MATERIAL SHOWN:

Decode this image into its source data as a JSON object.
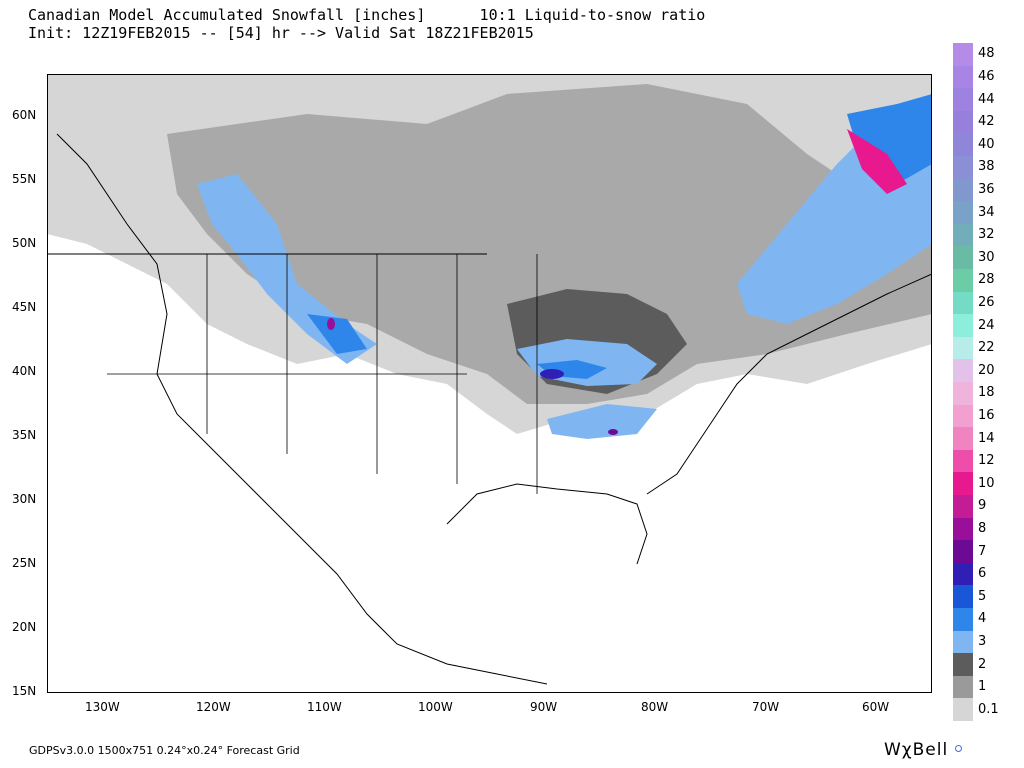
{
  "header": {
    "title_line1": "Canadian Model Accumulated Snowfall [inches]      10:1 Liquid-to-snow ratio",
    "title_line2": "Init: 12Z19FEB2015 -- [54] hr --> Valid Sat 18Z21FEB2015"
  },
  "map": {
    "latitude_labels": [
      "60N",
      "55N",
      "50N",
      "45N",
      "40N",
      "35N",
      "30N",
      "25N",
      "20N",
      "15N"
    ],
    "longitude_labels": [
      "130W",
      "120W",
      "110W",
      "100W",
      "90W",
      "80W",
      "70W",
      "60W"
    ],
    "extent": {
      "lon_min": -135,
      "lon_max": -55,
      "lat_min": 15,
      "lat_max": 63
    }
  },
  "legend": {
    "labels": [
      "48",
      "46",
      "44",
      "42",
      "40",
      "38",
      "36",
      "34",
      "32",
      "30",
      "28",
      "26",
      "24",
      "22",
      "20",
      "18",
      "16",
      "14",
      "12",
      "10",
      "9",
      "8",
      "7",
      "6",
      "5",
      "4",
      "3",
      "2",
      "1",
      "0.1"
    ],
    "colors": [
      "#b48ce8",
      "#a885e4",
      "#9e82e2",
      "#9780dc",
      "#8f86da",
      "#8a8fd6",
      "#8198cf",
      "#7aa2c8",
      "#71aeb9",
      "#69bba6",
      "#6acda6",
      "#74dcc4",
      "#8deedc",
      "#b8ece9",
      "#e2c2e8",
      "#f0b4dc",
      "#f1a0d0",
      "#ef84c0",
      "#ee4ea9",
      "#e8188e",
      "#c41c95",
      "#9a0f99",
      "#6c0a95",
      "#2f1fb5",
      "#1a57d8",
      "#2f86ea",
      "#7fb6f2",
      "#5c5c5c",
      "#9a9a9a",
      "#d6d6d6"
    ]
  },
  "footer": {
    "grid_info": "GDPSv3.0.0 1500x751 0.24°x0.24° Forecast Grid",
    "brand": "WχBell"
  }
}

TASK STATEMENT:
Pictures in the records above are left out; print everything else exactly as written.

SOLUTION FOR THIS TASK:
Decode this image into its source data as a JSON object.
{
  "header": {
    "title_line1": "Canadian Model Accumulated Snowfall [inches]      10:1 Liquid-to-snow ratio",
    "title_line2": "Init: 12Z19FEB2015 -- [54] hr --> Valid Sat 18Z21FEB2015"
  },
  "map": {
    "latitude_labels": [
      "60N",
      "55N",
      "50N",
      "45N",
      "40N",
      "35N",
      "30N",
      "25N",
      "20N",
      "15N"
    ],
    "longitude_labels": [
      "130W",
      "120W",
      "110W",
      "100W",
      "90W",
      "80W",
      "70W",
      "60W"
    ],
    "extent": {
      "lon_min": -135,
      "lon_max": -55,
      "lat_min": 15,
      "lat_max": 63
    }
  },
  "legend": {
    "labels": [
      "48",
      "46",
      "44",
      "42",
      "40",
      "38",
      "36",
      "34",
      "32",
      "30",
      "28",
      "26",
      "24",
      "22",
      "20",
      "18",
      "16",
      "14",
      "12",
      "10",
      "9",
      "8",
      "7",
      "6",
      "5",
      "4",
      "3",
      "2",
      "1",
      "0.1"
    ],
    "colors": [
      "#b48ce8",
      "#a885e4",
      "#9e82e2",
      "#9780dc",
      "#8f86da",
      "#8a8fd6",
      "#8198cf",
      "#7aa2c8",
      "#71aeb9",
      "#69bba6",
      "#6acda6",
      "#74dcc4",
      "#8deedc",
      "#b8ece9",
      "#e2c2e8",
      "#f0b4dc",
      "#f1a0d0",
      "#ef84c0",
      "#ee4ea9",
      "#e8188e",
      "#c41c95",
      "#9a0f99",
      "#6c0a95",
      "#2f1fb5",
      "#1a57d8",
      "#2f86ea",
      "#7fb6f2",
      "#5c5c5c",
      "#9a9a9a",
      "#d6d6d6"
    ]
  },
  "footer": {
    "grid_info": "GDPSv3.0.0 1500x751 0.24°x0.24° Forecast Grid",
    "brand": "WχBell"
  }
}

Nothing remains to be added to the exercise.